* WHAT THE EXERCISE ASKS
In the data that follows, count the lines in which the word "text" occurs, and report that figure alone.

+ + + + +

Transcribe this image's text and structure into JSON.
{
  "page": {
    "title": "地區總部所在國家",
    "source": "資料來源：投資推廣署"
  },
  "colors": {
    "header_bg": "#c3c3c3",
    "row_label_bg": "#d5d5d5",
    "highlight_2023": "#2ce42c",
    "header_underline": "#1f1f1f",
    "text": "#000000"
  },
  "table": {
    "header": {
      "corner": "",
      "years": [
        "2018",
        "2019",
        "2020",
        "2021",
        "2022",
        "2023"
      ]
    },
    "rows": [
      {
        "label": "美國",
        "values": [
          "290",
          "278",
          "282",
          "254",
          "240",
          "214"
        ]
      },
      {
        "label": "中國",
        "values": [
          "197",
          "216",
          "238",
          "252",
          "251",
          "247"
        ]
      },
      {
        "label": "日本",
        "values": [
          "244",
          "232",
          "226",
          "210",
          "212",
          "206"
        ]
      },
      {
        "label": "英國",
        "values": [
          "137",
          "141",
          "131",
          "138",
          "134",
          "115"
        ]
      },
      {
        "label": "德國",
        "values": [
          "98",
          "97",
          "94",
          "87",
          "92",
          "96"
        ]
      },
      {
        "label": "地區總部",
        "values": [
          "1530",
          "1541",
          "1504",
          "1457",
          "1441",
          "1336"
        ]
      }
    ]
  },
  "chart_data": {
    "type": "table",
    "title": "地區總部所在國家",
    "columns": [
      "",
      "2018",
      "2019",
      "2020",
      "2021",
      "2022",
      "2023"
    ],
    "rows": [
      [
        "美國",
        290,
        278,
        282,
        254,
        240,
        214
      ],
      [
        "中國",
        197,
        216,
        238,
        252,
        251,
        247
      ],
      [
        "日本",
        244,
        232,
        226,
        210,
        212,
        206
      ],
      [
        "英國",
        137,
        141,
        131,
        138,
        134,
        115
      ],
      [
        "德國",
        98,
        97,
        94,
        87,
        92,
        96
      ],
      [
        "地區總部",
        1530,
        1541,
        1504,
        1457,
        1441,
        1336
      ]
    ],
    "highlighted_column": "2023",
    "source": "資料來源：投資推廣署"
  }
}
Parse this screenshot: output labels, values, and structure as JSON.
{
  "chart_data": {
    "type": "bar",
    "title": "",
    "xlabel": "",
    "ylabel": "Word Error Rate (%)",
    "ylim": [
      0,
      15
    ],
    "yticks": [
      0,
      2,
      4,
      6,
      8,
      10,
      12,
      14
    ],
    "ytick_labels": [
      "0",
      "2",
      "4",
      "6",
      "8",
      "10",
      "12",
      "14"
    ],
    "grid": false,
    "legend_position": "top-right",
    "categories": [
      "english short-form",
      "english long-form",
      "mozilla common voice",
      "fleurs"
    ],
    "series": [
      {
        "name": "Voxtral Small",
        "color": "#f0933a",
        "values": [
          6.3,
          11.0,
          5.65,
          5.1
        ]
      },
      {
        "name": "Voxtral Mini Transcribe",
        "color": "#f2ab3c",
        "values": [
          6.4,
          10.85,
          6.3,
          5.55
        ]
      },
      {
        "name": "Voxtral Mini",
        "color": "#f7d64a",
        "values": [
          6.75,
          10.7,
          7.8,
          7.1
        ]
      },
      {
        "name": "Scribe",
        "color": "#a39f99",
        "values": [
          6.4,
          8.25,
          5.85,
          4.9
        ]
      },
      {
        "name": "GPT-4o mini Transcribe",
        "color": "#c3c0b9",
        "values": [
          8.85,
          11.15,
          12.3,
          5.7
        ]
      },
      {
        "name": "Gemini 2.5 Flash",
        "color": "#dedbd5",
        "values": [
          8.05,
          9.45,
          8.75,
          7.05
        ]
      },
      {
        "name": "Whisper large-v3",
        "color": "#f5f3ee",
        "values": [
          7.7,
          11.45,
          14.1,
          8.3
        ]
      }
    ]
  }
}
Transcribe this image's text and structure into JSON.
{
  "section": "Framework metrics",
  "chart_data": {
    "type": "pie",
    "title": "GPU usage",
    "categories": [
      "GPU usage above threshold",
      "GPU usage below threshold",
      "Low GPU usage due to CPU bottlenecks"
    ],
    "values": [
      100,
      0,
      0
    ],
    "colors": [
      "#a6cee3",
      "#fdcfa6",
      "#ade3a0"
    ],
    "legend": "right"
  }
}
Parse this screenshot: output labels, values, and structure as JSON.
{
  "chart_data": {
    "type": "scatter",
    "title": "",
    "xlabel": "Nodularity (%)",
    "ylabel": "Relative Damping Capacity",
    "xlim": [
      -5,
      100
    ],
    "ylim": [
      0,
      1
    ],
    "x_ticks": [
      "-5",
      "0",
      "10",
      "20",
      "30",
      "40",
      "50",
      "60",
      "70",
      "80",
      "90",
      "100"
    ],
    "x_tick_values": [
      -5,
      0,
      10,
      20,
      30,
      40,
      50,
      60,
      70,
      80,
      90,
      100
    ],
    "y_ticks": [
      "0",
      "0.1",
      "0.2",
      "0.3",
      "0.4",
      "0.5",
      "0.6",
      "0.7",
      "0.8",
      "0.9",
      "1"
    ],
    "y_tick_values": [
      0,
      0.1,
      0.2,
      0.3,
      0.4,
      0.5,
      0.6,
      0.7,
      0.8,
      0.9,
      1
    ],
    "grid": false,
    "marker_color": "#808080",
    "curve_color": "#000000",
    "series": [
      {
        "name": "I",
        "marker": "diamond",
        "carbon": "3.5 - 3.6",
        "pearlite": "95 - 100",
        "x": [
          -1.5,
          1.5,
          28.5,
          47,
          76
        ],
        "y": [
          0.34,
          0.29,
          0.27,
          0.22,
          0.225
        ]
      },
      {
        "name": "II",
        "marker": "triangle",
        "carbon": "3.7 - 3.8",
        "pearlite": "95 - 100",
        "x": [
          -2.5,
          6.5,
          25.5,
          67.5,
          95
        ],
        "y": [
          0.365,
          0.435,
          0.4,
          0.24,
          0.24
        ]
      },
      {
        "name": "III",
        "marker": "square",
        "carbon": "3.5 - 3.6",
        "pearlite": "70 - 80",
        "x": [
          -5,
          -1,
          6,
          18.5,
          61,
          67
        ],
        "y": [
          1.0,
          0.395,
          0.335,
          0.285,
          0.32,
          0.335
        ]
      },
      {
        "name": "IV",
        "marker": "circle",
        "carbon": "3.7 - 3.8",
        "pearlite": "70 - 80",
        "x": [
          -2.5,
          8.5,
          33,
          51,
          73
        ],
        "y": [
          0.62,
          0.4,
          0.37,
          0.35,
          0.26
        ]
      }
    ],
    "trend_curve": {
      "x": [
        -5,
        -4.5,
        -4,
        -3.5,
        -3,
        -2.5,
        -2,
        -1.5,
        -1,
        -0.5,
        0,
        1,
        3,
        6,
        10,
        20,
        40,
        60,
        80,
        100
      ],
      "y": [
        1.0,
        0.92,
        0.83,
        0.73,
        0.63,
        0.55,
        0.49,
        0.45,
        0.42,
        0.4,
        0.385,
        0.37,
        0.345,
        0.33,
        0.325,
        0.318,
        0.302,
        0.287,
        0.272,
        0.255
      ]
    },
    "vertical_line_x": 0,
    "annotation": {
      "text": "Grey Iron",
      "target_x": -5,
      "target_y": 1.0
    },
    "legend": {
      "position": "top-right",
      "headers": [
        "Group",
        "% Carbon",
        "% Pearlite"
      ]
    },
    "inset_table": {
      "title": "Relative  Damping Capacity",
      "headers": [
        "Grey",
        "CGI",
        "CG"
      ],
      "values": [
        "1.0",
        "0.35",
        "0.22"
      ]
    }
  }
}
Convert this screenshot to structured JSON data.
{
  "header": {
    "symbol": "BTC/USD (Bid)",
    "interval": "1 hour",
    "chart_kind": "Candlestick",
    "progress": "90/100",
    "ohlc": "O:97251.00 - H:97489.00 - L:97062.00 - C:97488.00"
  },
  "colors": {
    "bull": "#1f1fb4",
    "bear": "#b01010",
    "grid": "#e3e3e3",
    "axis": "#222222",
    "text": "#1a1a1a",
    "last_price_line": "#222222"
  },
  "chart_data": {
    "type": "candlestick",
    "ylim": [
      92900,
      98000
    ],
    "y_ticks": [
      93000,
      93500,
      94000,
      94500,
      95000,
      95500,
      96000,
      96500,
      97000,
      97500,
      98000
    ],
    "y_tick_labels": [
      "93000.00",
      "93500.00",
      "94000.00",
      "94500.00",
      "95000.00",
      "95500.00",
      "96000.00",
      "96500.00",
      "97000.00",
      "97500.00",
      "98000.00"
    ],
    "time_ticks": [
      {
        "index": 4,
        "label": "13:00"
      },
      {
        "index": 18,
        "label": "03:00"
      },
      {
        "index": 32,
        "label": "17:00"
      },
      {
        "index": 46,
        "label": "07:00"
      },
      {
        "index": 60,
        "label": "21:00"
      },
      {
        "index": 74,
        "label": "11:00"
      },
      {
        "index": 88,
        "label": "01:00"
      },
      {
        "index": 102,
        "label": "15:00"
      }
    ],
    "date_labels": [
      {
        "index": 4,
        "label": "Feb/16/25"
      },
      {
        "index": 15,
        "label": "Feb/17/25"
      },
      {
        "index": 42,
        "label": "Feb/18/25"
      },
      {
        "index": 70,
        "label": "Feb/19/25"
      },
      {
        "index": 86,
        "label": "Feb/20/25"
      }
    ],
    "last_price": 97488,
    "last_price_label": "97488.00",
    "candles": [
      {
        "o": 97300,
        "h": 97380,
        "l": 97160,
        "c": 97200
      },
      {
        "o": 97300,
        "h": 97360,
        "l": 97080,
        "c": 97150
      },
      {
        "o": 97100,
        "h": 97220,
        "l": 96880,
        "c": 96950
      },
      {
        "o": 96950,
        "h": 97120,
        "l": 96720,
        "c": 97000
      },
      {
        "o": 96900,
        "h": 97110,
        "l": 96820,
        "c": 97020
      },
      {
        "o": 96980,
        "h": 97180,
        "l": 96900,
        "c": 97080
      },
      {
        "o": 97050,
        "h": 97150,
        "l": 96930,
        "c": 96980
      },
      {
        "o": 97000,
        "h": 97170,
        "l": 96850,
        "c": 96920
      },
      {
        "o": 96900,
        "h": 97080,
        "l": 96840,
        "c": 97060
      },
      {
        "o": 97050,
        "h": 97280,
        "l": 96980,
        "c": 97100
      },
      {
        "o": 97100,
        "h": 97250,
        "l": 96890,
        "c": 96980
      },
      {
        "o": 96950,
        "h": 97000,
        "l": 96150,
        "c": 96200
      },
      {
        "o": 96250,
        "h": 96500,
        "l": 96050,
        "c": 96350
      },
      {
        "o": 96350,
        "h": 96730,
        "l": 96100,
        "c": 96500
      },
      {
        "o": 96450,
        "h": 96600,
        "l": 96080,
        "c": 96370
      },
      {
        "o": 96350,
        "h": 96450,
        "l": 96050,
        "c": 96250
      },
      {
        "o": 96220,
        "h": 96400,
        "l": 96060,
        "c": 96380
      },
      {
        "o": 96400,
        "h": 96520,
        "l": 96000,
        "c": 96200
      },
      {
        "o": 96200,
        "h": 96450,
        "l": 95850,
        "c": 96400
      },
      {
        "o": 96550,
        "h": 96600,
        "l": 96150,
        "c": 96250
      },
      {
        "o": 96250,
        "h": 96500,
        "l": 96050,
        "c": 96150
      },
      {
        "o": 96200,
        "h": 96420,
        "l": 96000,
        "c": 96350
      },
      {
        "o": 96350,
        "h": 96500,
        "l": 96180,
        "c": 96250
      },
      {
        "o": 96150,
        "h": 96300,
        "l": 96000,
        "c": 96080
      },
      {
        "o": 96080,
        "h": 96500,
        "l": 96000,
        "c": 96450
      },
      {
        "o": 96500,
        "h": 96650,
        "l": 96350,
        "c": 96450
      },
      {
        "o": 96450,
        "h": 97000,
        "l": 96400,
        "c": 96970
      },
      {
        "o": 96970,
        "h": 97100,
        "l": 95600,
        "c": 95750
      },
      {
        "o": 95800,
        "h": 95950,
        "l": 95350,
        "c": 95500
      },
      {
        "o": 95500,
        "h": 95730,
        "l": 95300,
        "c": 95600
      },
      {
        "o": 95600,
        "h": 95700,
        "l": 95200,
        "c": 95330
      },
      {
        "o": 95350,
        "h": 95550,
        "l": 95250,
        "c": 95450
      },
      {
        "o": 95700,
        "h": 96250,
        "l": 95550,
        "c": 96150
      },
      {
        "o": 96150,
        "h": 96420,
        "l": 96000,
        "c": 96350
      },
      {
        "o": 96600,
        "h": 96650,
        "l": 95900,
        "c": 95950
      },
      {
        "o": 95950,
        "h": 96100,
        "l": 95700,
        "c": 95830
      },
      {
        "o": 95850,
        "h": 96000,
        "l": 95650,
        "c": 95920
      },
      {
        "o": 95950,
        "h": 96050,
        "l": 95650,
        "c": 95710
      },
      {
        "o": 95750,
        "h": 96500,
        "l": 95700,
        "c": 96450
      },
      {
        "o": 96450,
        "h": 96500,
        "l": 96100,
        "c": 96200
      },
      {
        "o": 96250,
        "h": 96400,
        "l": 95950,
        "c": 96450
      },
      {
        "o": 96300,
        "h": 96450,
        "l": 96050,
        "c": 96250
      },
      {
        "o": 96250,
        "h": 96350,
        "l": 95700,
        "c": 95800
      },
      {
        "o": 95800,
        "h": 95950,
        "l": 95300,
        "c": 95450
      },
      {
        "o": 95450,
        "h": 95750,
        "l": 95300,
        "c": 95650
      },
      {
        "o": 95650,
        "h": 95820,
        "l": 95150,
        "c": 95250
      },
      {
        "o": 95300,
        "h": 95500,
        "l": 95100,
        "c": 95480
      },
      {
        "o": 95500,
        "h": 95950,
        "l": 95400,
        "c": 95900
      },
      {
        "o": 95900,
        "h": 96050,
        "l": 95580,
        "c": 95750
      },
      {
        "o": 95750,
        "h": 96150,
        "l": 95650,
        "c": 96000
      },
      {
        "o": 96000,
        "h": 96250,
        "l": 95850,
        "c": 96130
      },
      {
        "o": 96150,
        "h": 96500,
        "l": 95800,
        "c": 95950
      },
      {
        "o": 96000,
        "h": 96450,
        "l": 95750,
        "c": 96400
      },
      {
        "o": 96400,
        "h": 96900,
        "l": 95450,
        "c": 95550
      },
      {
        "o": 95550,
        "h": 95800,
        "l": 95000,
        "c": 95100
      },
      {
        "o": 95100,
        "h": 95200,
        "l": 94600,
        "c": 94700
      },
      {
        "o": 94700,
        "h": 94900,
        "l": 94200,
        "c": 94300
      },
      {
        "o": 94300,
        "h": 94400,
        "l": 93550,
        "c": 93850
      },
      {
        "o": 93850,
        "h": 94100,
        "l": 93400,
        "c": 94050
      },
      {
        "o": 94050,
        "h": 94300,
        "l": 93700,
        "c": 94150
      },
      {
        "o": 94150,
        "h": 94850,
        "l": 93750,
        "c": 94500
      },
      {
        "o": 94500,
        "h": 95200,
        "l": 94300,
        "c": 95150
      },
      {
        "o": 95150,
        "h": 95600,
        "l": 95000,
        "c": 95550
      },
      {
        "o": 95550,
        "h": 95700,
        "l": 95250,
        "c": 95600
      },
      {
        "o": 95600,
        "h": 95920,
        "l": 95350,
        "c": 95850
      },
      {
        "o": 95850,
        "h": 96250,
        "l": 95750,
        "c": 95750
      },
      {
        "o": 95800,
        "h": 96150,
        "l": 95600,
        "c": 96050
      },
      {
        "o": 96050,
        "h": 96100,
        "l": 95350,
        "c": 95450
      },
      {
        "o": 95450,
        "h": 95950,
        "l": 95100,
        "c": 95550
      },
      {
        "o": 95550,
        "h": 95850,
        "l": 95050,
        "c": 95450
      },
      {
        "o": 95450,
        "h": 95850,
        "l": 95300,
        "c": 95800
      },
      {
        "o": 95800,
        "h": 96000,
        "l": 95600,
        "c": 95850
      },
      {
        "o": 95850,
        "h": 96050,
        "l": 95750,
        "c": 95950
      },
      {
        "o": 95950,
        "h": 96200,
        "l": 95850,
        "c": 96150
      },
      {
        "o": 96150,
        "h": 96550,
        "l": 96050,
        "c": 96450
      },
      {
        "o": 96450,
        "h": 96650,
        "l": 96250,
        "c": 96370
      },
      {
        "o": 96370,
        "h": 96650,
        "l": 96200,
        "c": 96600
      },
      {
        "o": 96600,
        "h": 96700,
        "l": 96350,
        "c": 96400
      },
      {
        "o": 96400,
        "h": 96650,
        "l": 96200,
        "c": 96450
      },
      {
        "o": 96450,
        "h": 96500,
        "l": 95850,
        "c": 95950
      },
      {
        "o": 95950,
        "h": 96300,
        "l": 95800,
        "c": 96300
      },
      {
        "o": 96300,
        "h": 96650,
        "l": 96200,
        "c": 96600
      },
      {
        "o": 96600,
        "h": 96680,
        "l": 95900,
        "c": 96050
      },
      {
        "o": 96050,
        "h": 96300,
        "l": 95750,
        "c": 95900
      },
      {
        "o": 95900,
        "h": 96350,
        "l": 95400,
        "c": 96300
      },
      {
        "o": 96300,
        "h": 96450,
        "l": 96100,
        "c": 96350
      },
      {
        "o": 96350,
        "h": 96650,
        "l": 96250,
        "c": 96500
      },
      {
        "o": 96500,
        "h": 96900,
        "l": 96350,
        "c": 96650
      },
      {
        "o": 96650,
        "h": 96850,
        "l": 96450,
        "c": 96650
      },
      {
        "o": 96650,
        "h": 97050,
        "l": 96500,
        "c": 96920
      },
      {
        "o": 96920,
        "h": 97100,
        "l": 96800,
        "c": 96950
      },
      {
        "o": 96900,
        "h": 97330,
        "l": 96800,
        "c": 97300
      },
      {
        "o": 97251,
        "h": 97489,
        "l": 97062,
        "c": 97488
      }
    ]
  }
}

+ + + + +

* SOLUTION TO THIS EXERCISE
5